> **WRITTEN INSTRUCTION**:
Without including any pictures, write out all the entries exactly.

START ITEMS

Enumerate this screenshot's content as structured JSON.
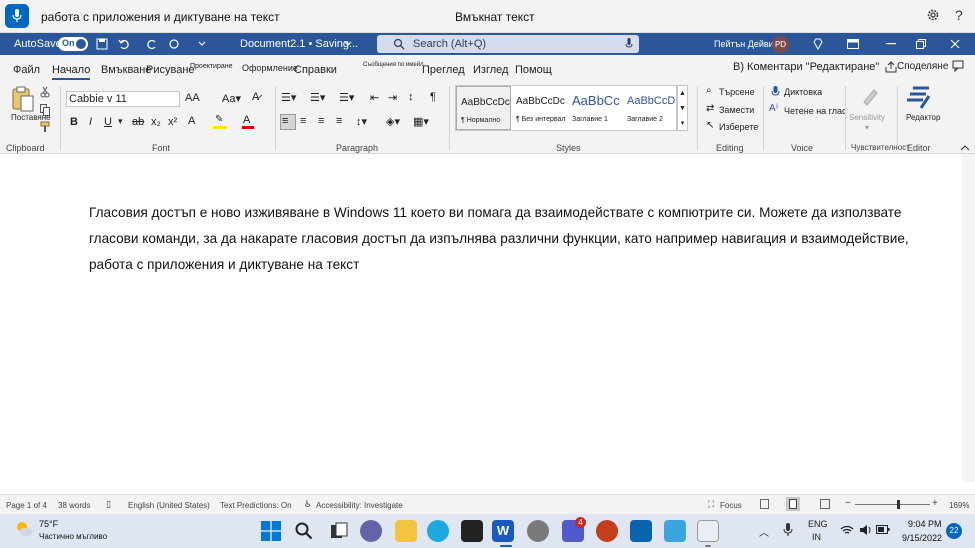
{
  "voice_access": {
    "command_text": "работа с приложения и диктуване на текст",
    "status_text": "Вмъкнат текст",
    "help_label": "?"
  },
  "titlebar": {
    "autosave_label": "AutoSave",
    "autosave_state": "On",
    "doc_title": "Document2.1 • Saving...",
    "search_placeholder": "Search (Alt+Q)",
    "user_name": "Пейтън Дейвис",
    "user_initials": "PD"
  },
  "tabs": [
    "Файл",
    "Начало",
    "Вмъкване",
    "Рисуване",
    "Проектиране",
    "Оформление",
    "Справки",
    "Съобщения по имейл",
    "Преглед",
    "Изглед",
    "Помощ"
  ],
  "ribbon": {
    "comments_label": "В) Коментари \"Редактиране\"",
    "share_label": "Споделяне",
    "clipboard": {
      "paste_label": "Поставяне",
      "group_label": "Clipboard"
    },
    "font": {
      "font_name": "Cabbie v 11",
      "group_label": "Font"
    },
    "paragraph": {
      "group_label": "Paragraph"
    },
    "styles": {
      "group_label": "Styles",
      "items": [
        {
          "preview": "AaBbCcDc",
          "name": "¶ Нормално"
        },
        {
          "preview": "AaBbCcDc",
          "name": "¶ Без интервал"
        },
        {
          "preview": "AaBbCc",
          "name": "Заглавие 1"
        },
        {
          "preview": "AaBbCcD",
          "name": "Заглавие 2"
        }
      ]
    },
    "editing": {
      "find": "Търсене",
      "replace": "Замести",
      "select": "Изберете",
      "group_label": "Editing"
    },
    "voice": {
      "dictate": "Диктовка",
      "read_aloud": "Четене на глас",
      "group_label": "Voice"
    },
    "sensitivity": {
      "label": "Sensitivity",
      "group_label": "Чувствителност"
    },
    "editor": {
      "label": "Редактор",
      "group_label": "Editor"
    }
  },
  "document": {
    "body": "Гласовия достъп е ново изживяване в Windows 11 което ви помага да взаимодействате с компютрите си. Можете да използвате гласови команди, за да накарате гласовия достъп да изпълнява различни функции, като например навигация и взаимодействие, работа с приложения и диктуване на текст"
  },
  "statusbar": {
    "page": "Page 1 of 4",
    "words": "38 words",
    "language": "English (United States)",
    "predictions": "Text Predictions: On",
    "accessibility": "Accessibility: Investigate",
    "focus": "Focus",
    "zoom": "169%"
  },
  "taskbar": {
    "weather_temp": "75°F",
    "weather_desc": "Частично мъгливо",
    "teams_badge": "4",
    "lang_top": "ENG",
    "lang_bottom": "IN",
    "time": "9:04 PM",
    "date": "9/15/2022",
    "notif_count": "22"
  },
  "colors": {
    "word_blue": "#2b579a",
    "voice_blue": "#0067c0",
    "taskbar": "#dfe6f1"
  }
}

END ITEMS

> **EXPECTED ANSWER**:
Enumerate this screenshot's content as structured JSON.
{
  "voice_access": {
    "command_text": "работа с приложения и диктуване на текст",
    "status_text": "Вмъкнат текст",
    "help_label": "?"
  },
  "titlebar": {
    "autosave_label": "AutoSave",
    "autosave_state": "On",
    "doc_title": "Document2.1 • Saving...",
    "search_placeholder": "Search (Alt+Q)",
    "user_name": "Пейтън Дейвис",
    "user_initials": "PD"
  },
  "tabs": [
    "Файл",
    "Начало",
    "Вмъкване",
    "Рисуване",
    "Проектиране",
    "Оформление",
    "Справки",
    "Съобщения по имейл",
    "Преглед",
    "Изглед",
    "Помощ"
  ],
  "ribbon": {
    "comments_label": "В) Коментари \"Редактиране\"",
    "share_label": "Споделяне",
    "clipboard": {
      "paste_label": "Поставяне",
      "group_label": "Clipboard"
    },
    "font": {
      "font_name": "Cabbie v 11",
      "group_label": "Font"
    },
    "paragraph": {
      "group_label": "Paragraph"
    },
    "styles": {
      "group_label": "Styles",
      "items": [
        {
          "preview": "AaBbCcDc",
          "name": "¶ Нормално"
        },
        {
          "preview": "AaBbCcDc",
          "name": "¶ Без интервал"
        },
        {
          "preview": "AaBbCc",
          "name": "Заглавие 1"
        },
        {
          "preview": "AaBbCcD",
          "name": "Заглавие 2"
        }
      ]
    },
    "editing": {
      "find": "Търсене",
      "replace": "Замести",
      "select": "Изберете",
      "group_label": "Editing"
    },
    "voice": {
      "dictate": "Диктовка",
      "read_aloud": "Четене на глас",
      "group_label": "Voice"
    },
    "sensitivity": {
      "label": "Sensitivity",
      "group_label": "Чувствителност"
    },
    "editor": {
      "label": "Редактор",
      "group_label": "Editor"
    }
  },
  "document": {
    "body": "Гласовия достъп е ново изживяване в Windows 11 което ви помага да взаимодействате с компютрите си. Можете да използвате гласови команди, за да накарате гласовия достъп да изпълнява различни функции, като например навигация и взаимодействие, работа с приложения и диктуване на текст"
  },
  "statusbar": {
    "page": "Page 1 of 4",
    "words": "38 words",
    "language": "English (United States)",
    "predictions": "Text Predictions: On",
    "accessibility": "Accessibility: Investigate",
    "focus": "Focus",
    "zoom": "169%"
  },
  "taskbar": {
    "weather_temp": "75°F",
    "weather_desc": "Частично мъгливо",
    "teams_badge": "4",
    "lang_top": "ENG",
    "lang_bottom": "IN",
    "time": "9:04 PM",
    "date": "9/15/2022",
    "notif_count": "22"
  },
  "colors": {
    "word_blue": "#2b579a",
    "voice_blue": "#0067c0",
    "taskbar": "#dfe6f1"
  }
}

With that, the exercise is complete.